Copy out every line from the one containing "Point [76,655,98,669]" down to the one containing "Point [311,631,333,645]", both included, without changing anything.

+ + + + + + +

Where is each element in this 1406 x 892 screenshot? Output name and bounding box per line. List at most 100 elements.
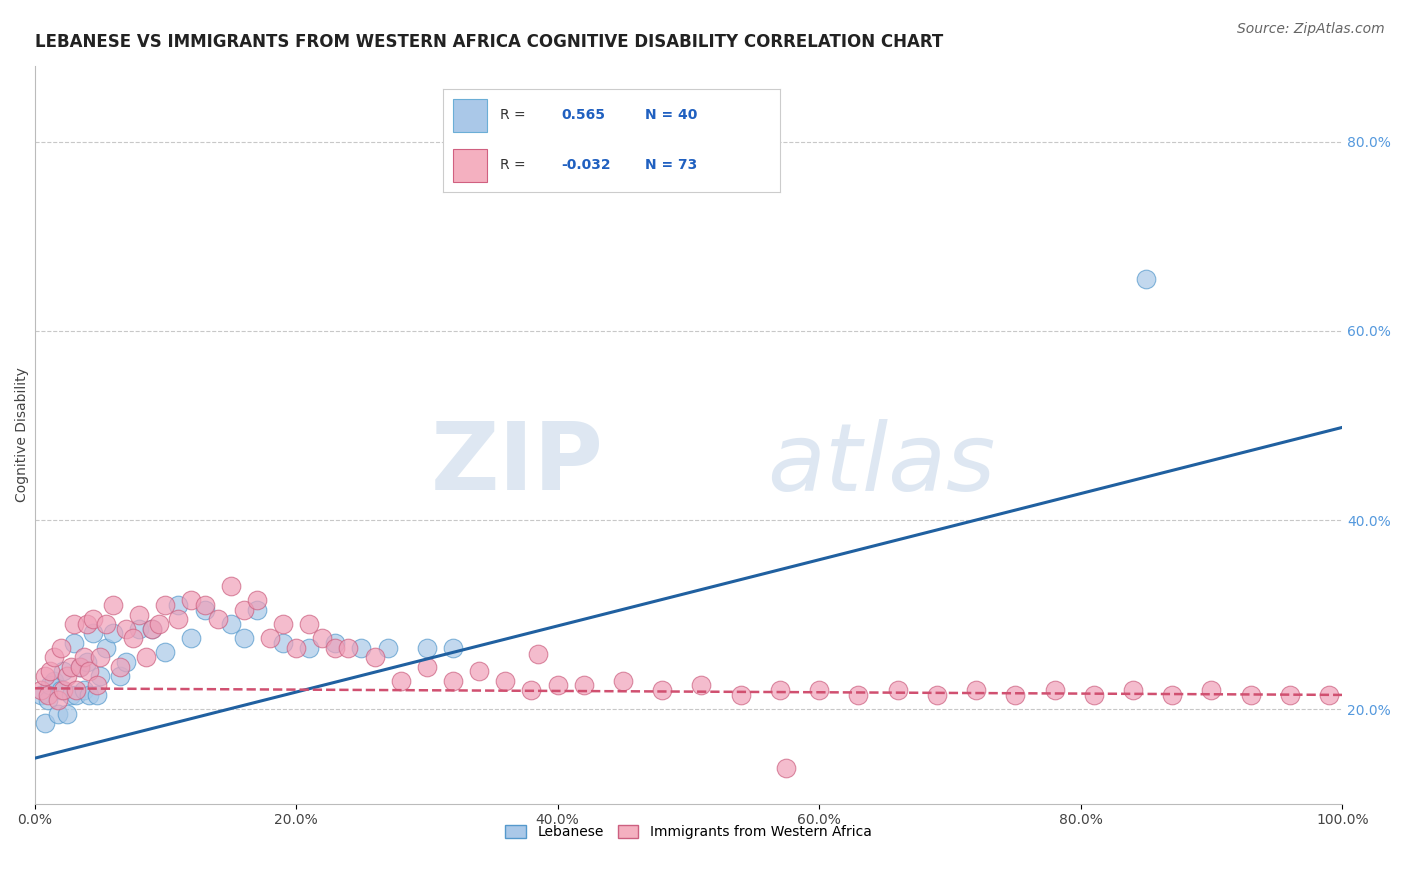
Point [76,655,98,669]
Point [65,683,87,698]
Point [180,593,202,607]
Point [808,683,831,698]
Point [775,761,797,775]
Text: N = 73: N = 73 [645,158,697,171]
Point [37,688,59,702]
Point [101,598,124,612]
Point [180,631,202,645]
Point [69,659,91,673]
Point [141,622,163,636]
Point [56,706,79,721]
Point [1004,688,1026,702]
Point [89,650,111,665]
Point [389,673,412,688]
Point [651,683,673,698]
Point [232,631,254,645]
Point [337,640,360,655]
Point [285,640,308,655]
Point [52,683,75,698]
Point [79,665,101,679]
Point [108,669,131,683]
Point [259,631,281,645]
Point [207,612,229,626]
Point [30,683,52,698]
Point [527,647,550,661]
Point [848,688,870,702]
Point [39,678,62,692]
Text: 0.565: 0.565 [561,108,605,122]
Point [30,688,52,702]
Point [79,688,101,702]
Text: -0.032: -0.032 [561,158,610,171]
Point [82,612,104,626]
Point [323,640,346,655]
Point [730,688,752,702]
Point [416,659,439,673]
Point [246,603,269,617]
Point [1122,683,1144,698]
Point [108,659,131,673]
Point [60,659,83,673]
Point [101,626,124,640]
Point [547,678,569,692]
Point [44,673,66,688]
Point [141,622,163,636]
Point [46,706,69,721]
Point [1083,688,1105,702]
Point [135,650,157,665]
Point [690,678,713,692]
Point [1135,272,1157,286]
Point [39,665,62,679]
Text: R =: R = [501,108,530,122]
Point [76,617,98,632]
Point [73,650,96,665]
Point [115,655,138,669]
Point [468,665,491,679]
Text: ZIP: ZIP [430,418,603,510]
Point [121,631,143,645]
Point [1278,688,1301,702]
Point [1317,688,1340,702]
Point [193,603,215,617]
Point [1240,688,1263,702]
Text: Source: ZipAtlas.com: Source: ZipAtlas.com [1237,22,1385,37]
Point [1161,688,1184,702]
Point [219,579,242,593]
Point [89,669,111,683]
Point [441,673,464,688]
Point [115,622,138,636]
Point [520,683,543,698]
Point [62,617,84,632]
Point [350,640,373,655]
FancyBboxPatch shape [453,149,486,181]
Point [49,640,72,655]
Point [155,598,177,612]
Point [56,669,79,683]
Point [86,688,108,702]
Point [363,650,385,665]
Point [82,626,104,640]
Point [271,636,294,650]
Point [167,612,190,626]
Point [73,683,96,698]
Point [311,631,333,645]
Point [1043,683,1066,698]
Point [298,640,321,655]
Point [416,640,439,655]
Point [128,622,150,636]
Point [886,683,908,698]
Point [155,645,177,659]
Point [612,673,634,688]
Point [148,617,170,632]
Point [769,683,792,698]
Point [52,665,75,679]
Point [246,593,269,607]
Point [271,617,294,632]
Point [965,683,987,698]
Legend: Lebanese, Immigrants from Western Africa: Lebanese, Immigrants from Western Africa [501,820,877,845]
Point [37,692,59,706]
Point [86,678,108,692]
Point [441,640,464,655]
Point [96,640,118,655]
FancyBboxPatch shape [453,99,486,132]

+ + + + + + +

RESPONSE FOR THIS EXERCISE.
Point [76,655,98,669]
Point [65,683,87,698]
Point [180,593,202,607]
Point [808,683,831,698]
Point [775,761,797,775]
Text: N = 73: N = 73 [645,158,697,171]
Point [37,688,59,702]
Point [101,598,124,612]
Point [180,631,202,645]
Point [69,659,91,673]
Point [141,622,163,636]
Point [56,706,79,721]
Point [1004,688,1026,702]
Point [89,650,111,665]
Point [389,673,412,688]
Point [651,683,673,698]
Point [232,631,254,645]
Point [337,640,360,655]
Point [285,640,308,655]
Point [52,683,75,698]
Point [79,665,101,679]
Point [108,669,131,683]
Point [259,631,281,645]
Point [207,612,229,626]
Point [30,683,52,698]
Point [527,647,550,661]
Point [848,688,870,702]
Point [39,678,62,692]
Text: 0.565: 0.565 [561,108,605,122]
Point [30,688,52,702]
Point [79,688,101,702]
Text: -0.032: -0.032 [561,158,610,171]
Point [82,612,104,626]
Point [323,640,346,655]
Point [730,688,752,702]
Point [416,659,439,673]
Point [246,603,269,617]
Point [1122,683,1144,698]
Point [108,659,131,673]
Point [60,659,83,673]
Point [101,626,124,640]
Point [547,678,569,692]
Point [44,673,66,688]
Point [141,622,163,636]
Point [46,706,69,721]
Point [1083,688,1105,702]
Point [135,650,157,665]
Point [690,678,713,692]
Point [1135,272,1157,286]
Point [39,665,62,679]
Text: R =: R = [501,108,530,122]
Point [76,617,98,632]
Point [73,650,96,665]
Point [115,655,138,669]
Point [468,665,491,679]
Text: ZIP: ZIP [430,418,603,510]
Point [121,631,143,645]
Point [1278,688,1301,702]
Point [1317,688,1340,702]
Point [193,603,215,617]
Point [1240,688,1263,702]
Text: Source: ZipAtlas.com: Source: ZipAtlas.com [1237,22,1385,37]
Point [1161,688,1184,702]
Point [219,579,242,593]
Point [89,669,111,683]
Point [441,673,464,688]
Point [115,622,138,636]
Point [520,683,543,698]
Point [62,617,84,632]
Point [350,640,373,655]
FancyBboxPatch shape [453,149,486,181]
Point [49,640,72,655]
Point [155,598,177,612]
Point [56,669,79,683]
Point [86,688,108,702]
Point [363,650,385,665]
Point [82,626,104,640]
Point [271,636,294,650]
Point [167,612,190,626]
Point [73,683,96,698]
Point [311,631,333,645]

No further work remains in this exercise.